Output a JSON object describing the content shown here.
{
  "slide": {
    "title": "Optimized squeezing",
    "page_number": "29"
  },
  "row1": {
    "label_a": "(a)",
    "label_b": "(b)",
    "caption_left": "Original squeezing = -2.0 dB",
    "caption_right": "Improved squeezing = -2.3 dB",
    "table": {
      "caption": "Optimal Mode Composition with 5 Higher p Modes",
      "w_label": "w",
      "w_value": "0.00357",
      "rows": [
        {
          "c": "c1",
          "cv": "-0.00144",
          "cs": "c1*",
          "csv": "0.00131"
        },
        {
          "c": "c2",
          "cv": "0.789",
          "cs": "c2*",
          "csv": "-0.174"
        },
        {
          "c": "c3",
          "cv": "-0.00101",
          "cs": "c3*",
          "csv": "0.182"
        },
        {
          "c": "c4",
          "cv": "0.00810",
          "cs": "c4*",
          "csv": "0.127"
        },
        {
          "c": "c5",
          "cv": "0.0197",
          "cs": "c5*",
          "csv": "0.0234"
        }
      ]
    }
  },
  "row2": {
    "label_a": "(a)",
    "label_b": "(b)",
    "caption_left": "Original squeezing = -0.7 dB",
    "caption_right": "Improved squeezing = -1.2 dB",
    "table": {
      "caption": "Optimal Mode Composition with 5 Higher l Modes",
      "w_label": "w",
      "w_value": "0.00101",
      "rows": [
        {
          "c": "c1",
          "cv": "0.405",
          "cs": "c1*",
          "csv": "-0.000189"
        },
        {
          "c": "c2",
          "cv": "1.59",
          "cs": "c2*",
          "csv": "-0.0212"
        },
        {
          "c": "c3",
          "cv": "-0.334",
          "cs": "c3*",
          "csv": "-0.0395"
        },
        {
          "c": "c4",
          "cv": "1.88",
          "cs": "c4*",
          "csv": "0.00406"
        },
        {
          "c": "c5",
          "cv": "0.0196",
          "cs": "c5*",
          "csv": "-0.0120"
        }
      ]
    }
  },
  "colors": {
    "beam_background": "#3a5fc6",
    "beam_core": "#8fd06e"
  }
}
____
What the task requires — Extract each line from the listing above, please, and repeat it exactly.

Task answer —
Output a JSON object describing the content shown here.
{
  "slide": {
    "title": "Optimized squeezing",
    "page_number": "29"
  },
  "row1": {
    "label_a": "(a)",
    "label_b": "(b)",
    "caption_left": "Original squeezing = -2.0 dB",
    "caption_right": "Improved squeezing = -2.3 dB",
    "table": {
      "caption": "Optimal Mode Composition with 5 Higher p Modes",
      "w_label": "w",
      "w_value": "0.00357",
      "rows": [
        {
          "c": "c1",
          "cv": "-0.00144",
          "cs": "c1*",
          "csv": "0.00131"
        },
        {
          "c": "c2",
          "cv": "0.789",
          "cs": "c2*",
          "csv": "-0.174"
        },
        {
          "c": "c3",
          "cv": "-0.00101",
          "cs": "c3*",
          "csv": "0.182"
        },
        {
          "c": "c4",
          "cv": "0.00810",
          "cs": "c4*",
          "csv": "0.127"
        },
        {
          "c": "c5",
          "cv": "0.0197",
          "cs": "c5*",
          "csv": "0.0234"
        }
      ]
    }
  },
  "row2": {
    "label_a": "(a)",
    "label_b": "(b)",
    "caption_left": "Original squeezing = -0.7 dB",
    "caption_right": "Improved squeezing = -1.2 dB",
    "table": {
      "caption": "Optimal Mode Composition with 5 Higher l Modes",
      "w_label": "w",
      "w_value": "0.00101",
      "rows": [
        {
          "c": "c1",
          "cv": "0.405",
          "cs": "c1*",
          "csv": "-0.000189"
        },
        {
          "c": "c2",
          "cv": "1.59",
          "cs": "c2*",
          "csv": "-0.0212"
        },
        {
          "c": "c3",
          "cv": "-0.334",
          "cs": "c3*",
          "csv": "-0.0395"
        },
        {
          "c": "c4",
          "cv": "1.88",
          "cs": "c4*",
          "csv": "0.00406"
        },
        {
          "c": "c5",
          "cv": "0.0196",
          "cs": "c5*",
          "csv": "-0.0120"
        }
      ]
    }
  },
  "colors": {
    "beam_background": "#3a5fc6",
    "beam_core": "#8fd06e"
  }
}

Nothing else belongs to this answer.